DATA LINES:
◇ ◇ ◇ ◇ ◇

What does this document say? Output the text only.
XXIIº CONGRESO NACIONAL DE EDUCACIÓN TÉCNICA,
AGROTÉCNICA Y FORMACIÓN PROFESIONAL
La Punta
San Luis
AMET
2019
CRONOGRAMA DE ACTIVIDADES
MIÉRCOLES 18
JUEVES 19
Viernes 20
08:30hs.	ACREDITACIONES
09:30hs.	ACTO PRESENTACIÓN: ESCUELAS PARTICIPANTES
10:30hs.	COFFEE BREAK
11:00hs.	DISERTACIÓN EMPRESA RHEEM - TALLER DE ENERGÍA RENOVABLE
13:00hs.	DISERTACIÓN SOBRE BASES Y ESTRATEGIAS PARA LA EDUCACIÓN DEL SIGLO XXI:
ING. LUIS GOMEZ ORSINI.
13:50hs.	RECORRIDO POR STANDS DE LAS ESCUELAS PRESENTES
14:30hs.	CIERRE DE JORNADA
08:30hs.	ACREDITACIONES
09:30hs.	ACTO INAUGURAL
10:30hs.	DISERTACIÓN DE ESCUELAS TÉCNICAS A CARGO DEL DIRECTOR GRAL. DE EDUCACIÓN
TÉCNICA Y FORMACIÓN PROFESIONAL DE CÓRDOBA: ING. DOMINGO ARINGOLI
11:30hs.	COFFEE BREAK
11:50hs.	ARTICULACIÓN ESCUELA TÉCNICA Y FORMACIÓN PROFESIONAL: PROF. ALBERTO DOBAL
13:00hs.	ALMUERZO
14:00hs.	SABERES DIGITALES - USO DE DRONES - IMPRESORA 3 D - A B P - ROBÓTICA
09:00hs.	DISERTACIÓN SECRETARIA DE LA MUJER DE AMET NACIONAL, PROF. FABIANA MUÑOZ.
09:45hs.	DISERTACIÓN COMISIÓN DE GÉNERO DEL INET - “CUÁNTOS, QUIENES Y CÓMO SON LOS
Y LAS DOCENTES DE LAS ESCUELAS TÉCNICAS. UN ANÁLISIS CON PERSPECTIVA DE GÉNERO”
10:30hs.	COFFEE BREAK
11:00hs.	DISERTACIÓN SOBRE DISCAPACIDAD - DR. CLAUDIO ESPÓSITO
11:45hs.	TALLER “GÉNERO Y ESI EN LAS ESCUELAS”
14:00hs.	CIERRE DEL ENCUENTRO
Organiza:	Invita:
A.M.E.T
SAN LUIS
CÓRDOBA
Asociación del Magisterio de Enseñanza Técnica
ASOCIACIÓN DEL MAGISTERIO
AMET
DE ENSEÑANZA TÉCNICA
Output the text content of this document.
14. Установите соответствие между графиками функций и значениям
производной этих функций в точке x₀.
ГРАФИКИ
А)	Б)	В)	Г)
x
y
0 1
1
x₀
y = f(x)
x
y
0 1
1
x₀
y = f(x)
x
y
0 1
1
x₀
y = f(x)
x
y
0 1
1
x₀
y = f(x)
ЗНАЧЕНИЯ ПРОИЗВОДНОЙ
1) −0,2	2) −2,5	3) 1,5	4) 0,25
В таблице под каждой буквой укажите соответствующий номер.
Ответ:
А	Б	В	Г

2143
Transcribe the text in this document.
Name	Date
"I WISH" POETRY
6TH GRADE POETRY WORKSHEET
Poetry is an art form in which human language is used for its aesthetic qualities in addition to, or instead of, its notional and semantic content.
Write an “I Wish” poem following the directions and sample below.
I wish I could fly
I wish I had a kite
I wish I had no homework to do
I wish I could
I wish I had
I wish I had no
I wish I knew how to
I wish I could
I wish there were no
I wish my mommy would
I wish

◇ ◇ ◇ ◇ ◇

SET PROBLEM:
Write the listing out again, exactly as it reads.

FULL OUTPUT:
What does this document say? Output the text only.
XXIIº CONGRESO NACIONAL DE EDUCACIÓN TÉCNICA,
AGROTÉCNICA Y FORMACIÓN PROFESIONAL
La Punta
San Luis
AMET
2019
CRONOGRAMA DE ACTIVIDADES
MIÉRCOLES 18
JUEVES 19
Viernes 20
08:30hs.	ACREDITACIONES
09:30hs.	ACTO PRESENTACIÓN: ESCUELAS PARTICIPANTES
10:30hs.	COFFEE BREAK
11:00hs.	DISERTACIÓN EMPRESA RHEEM - TALLER DE ENERGÍA RENOVABLE
13:00hs.	DISERTACIÓN SOBRE BASES Y ESTRATEGIAS PARA LA EDUCACIÓN DEL SIGLO XXI:
ING. LUIS GOMEZ ORSINI.
13:50hs.	RECORRIDO POR STANDS DE LAS ESCUELAS PRESENTES
14:30hs.	CIERRE DE JORNADA
08:30hs.	ACREDITACIONES
09:30hs.	ACTO INAUGURAL
10:30hs.	DISERTACIÓN DE ESCUELAS TÉCNICAS A CARGO DEL DIRECTOR GRAL. DE EDUCACIÓN
TÉCNICA Y FORMACIÓN PROFESIONAL DE CÓRDOBA: ING. DOMINGO ARINGOLI
11:30hs.	COFFEE BREAK
11:50hs.	ARTICULACIÓN ESCUELA TÉCNICA Y FORMACIÓN PROFESIONAL: PROF. ALBERTO DOBAL
13:00hs.	ALMUERZO
14:00hs.	SABERES DIGITALES - USO DE DRONES - IMPRESORA 3 D - A B P - ROBÓTICA
09:00hs.	DISERTACIÓN SECRETARIA DE LA MUJER DE AMET NACIONAL, PROF. FABIANA MUÑOZ.
09:45hs.	DISERTACIÓN COMISIÓN DE GÉNERO DEL INET - “CUÁNTOS, QUIENES Y CÓMO SON LOS
Y LAS DOCENTES DE LAS ESCUELAS TÉCNICAS. UN ANÁLISIS CON PERSPECTIVA DE GÉNERO”
10:30hs.	COFFEE BREAK
11:00hs.	DISERTACIÓN SOBRE DISCAPACIDAD - DR. CLAUDIO ESPÓSITO
11:45hs.	TALLER “GÉNERO Y ESI EN LAS ESCUELAS”
14:00hs.	CIERRE DEL ENCUENTRO
Organiza:	Invita:
A.M.E.T
SAN LUIS
CÓRDOBA
Asociación del Magisterio de Enseñanza Técnica
ASOCIACIÓN DEL MAGISTERIO
AMET
DE ENSEÑANZA TÉCNICA
Output the text content of this document.
14. Установите соответствие между графиками функций и значениям
производной этих функций в точке x₀.
ГРАФИКИ
А)	Б)	В)	Г)
x
y
0 1
1
x₀
y = f(x)
x
y
0 1
1
x₀
y = f(x)
x
y
0 1
1
x₀
y = f(x)
x
y
0 1
1
x₀
y = f(x)
ЗНАЧЕНИЯ ПРОИЗВОДНОЙ
1) −0,2	2) −2,5	3) 1,5	4) 0,25
В таблице под каждой буквой укажите соответствующий номер.
Ответ:
А	Б	В	Г

2143
Transcribe the text in this document.
Name	Date
"I WISH" POETRY
6TH GRADE POETRY WORKSHEET
Poetry is an art form in which human language is used for its aesthetic qualities in addition to, or instead of, its notional and semantic content.
Write an “I Wish” poem following the directions and sample below.
I wish I could fly
I wish I had a kite
I wish I had no homework to do
I wish I could
I wish I had
I wish I had no
I wish I knew how to
I wish I could
I wish there were no
I wish my mommy would
I wish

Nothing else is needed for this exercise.